- **EXERCISE BRIEF**:
Quote everything from the start of the records down to the line containing "- column-point-university: [823, 382, 837, 395]", both ends included, copying each line exactly.

Data records
######

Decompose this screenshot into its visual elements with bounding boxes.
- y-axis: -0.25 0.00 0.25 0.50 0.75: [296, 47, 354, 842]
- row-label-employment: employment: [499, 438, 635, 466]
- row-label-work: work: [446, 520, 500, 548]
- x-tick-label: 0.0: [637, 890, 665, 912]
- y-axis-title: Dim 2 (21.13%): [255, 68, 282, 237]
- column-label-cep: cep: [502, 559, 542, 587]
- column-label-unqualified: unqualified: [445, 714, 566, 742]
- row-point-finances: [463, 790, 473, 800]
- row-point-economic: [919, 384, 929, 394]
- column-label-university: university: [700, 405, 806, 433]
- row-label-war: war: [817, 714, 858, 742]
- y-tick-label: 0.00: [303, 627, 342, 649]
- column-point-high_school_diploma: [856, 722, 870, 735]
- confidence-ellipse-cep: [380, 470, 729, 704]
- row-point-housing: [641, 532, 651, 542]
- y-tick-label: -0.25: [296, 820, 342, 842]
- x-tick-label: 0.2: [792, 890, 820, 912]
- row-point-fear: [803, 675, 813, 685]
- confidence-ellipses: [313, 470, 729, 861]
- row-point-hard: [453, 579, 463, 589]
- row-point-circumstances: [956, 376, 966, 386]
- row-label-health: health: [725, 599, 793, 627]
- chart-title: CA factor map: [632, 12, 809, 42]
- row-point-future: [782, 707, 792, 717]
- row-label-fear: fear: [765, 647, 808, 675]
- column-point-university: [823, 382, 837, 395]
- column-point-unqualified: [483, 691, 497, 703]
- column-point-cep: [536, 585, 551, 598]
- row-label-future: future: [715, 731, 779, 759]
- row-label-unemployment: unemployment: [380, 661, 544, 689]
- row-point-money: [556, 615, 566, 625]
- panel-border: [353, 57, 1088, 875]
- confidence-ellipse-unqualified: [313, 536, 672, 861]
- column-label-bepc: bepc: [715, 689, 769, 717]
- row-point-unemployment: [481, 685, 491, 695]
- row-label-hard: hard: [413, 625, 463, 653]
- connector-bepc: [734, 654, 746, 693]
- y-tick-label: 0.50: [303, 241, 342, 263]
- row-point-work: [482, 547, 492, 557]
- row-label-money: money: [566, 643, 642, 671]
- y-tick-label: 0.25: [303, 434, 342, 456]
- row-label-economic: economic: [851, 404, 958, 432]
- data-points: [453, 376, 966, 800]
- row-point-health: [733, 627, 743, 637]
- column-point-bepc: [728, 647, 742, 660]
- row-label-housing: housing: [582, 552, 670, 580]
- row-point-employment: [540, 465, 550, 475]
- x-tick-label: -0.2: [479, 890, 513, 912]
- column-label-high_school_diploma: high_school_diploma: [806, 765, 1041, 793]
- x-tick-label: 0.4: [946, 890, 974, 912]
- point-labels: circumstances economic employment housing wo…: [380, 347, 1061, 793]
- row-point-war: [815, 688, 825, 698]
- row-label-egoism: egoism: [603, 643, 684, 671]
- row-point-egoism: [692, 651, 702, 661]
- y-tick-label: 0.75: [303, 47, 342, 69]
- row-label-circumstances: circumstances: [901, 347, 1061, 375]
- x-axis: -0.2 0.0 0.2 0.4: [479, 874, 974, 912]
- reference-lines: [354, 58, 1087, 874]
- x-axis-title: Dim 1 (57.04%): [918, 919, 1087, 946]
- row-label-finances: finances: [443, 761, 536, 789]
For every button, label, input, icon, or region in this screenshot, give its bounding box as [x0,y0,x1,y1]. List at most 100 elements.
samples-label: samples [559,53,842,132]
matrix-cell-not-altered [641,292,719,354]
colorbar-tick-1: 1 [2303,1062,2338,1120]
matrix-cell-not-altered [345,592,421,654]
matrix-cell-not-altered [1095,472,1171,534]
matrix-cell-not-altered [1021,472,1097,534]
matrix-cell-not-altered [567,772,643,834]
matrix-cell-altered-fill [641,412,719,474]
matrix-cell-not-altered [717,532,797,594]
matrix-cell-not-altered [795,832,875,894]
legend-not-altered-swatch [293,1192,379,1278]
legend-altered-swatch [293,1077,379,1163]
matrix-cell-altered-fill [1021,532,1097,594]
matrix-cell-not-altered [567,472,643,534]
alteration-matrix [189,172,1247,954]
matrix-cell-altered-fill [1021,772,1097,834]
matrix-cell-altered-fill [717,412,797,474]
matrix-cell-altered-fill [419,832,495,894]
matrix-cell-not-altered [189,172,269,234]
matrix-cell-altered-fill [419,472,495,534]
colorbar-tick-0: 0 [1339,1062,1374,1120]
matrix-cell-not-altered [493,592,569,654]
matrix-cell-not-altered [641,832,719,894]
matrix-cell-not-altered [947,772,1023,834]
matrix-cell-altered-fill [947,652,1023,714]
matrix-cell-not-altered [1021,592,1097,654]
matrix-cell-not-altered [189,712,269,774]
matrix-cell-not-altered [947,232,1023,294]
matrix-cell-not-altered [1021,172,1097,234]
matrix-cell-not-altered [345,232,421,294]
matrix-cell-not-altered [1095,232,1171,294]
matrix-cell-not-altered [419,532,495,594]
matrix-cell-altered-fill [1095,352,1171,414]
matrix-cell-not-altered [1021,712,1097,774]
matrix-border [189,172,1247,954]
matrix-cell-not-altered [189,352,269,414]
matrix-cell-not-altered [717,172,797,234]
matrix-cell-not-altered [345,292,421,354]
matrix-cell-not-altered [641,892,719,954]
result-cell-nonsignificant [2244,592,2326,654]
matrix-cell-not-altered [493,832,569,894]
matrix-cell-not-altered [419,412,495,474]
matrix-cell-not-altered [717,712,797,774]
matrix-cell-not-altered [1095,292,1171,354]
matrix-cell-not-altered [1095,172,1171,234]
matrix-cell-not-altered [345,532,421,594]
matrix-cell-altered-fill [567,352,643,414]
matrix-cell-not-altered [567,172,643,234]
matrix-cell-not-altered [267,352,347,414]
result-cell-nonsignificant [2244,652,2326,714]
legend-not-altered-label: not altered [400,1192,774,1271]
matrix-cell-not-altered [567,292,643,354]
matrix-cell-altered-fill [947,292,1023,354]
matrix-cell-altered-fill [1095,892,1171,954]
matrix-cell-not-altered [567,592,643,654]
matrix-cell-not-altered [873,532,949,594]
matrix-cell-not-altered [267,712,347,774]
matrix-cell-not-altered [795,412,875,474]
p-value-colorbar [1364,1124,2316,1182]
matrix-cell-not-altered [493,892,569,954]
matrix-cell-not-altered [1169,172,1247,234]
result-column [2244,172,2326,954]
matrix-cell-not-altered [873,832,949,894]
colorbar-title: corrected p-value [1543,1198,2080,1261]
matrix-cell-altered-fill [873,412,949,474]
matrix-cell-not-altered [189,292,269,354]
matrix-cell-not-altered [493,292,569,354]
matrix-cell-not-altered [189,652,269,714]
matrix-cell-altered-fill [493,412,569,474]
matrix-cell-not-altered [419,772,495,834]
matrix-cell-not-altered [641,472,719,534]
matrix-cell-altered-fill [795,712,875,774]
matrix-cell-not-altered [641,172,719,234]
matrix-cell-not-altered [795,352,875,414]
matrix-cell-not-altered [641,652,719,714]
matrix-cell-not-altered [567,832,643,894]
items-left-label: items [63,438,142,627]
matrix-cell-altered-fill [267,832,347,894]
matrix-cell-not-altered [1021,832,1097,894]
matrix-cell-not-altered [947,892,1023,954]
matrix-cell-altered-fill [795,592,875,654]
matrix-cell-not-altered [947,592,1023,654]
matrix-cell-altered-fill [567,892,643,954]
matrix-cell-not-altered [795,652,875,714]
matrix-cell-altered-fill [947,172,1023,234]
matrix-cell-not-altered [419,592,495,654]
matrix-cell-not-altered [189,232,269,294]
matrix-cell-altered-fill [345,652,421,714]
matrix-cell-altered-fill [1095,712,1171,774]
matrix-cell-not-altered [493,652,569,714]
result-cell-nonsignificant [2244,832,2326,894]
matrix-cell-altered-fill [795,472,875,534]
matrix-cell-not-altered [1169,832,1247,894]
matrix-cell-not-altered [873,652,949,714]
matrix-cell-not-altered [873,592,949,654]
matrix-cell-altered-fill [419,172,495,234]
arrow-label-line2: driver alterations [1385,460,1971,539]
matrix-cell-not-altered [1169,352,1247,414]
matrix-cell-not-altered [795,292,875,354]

######

- **THE COMPLETED TASK**:
Decompose this screenshot into its visual elements with bounding boxes.
- y-axis: -0.25 0.00 0.25 0.50 0.75: [296, 47, 354, 842]
- row-label-employment: employment: [499, 438, 635, 466]
- row-label-work: work: [446, 520, 500, 548]
- x-tick-label: 0.0: [637, 890, 665, 912]
- y-axis-title: Dim 2 (21.13%): [255, 68, 282, 237]
- column-label-cep: cep: [502, 559, 542, 587]
- column-label-unqualified: unqualified: [445, 714, 566, 742]
- row-point-finances: [463, 790, 473, 800]
- row-point-economic: [919, 384, 929, 394]
- column-label-university: university: [700, 405, 806, 433]
- row-label-war: war: [817, 714, 858, 742]
- y-tick-label: 0.00: [303, 627, 342, 649]
- column-point-high_school_diploma: [856, 722, 870, 735]
- confidence-ellipse-cep: [380, 470, 729, 704]
- row-point-housing: [641, 532, 651, 542]
- y-tick-label: -0.25: [296, 820, 342, 842]
- x-tick-label: 0.2: [792, 890, 820, 912]
- row-point-fear: [803, 675, 813, 685]
- confidence-ellipses: [313, 470, 729, 861]
- row-point-hard: [453, 579, 463, 589]
- row-point-circumstances: [956, 376, 966, 386]
- row-label-health: health: [725, 599, 793, 627]
- chart-title: CA factor map: [632, 12, 809, 42]
- row-point-future: [782, 707, 792, 717]
- row-label-fear: fear: [765, 647, 808, 675]
- column-point-university: [823, 382, 837, 395]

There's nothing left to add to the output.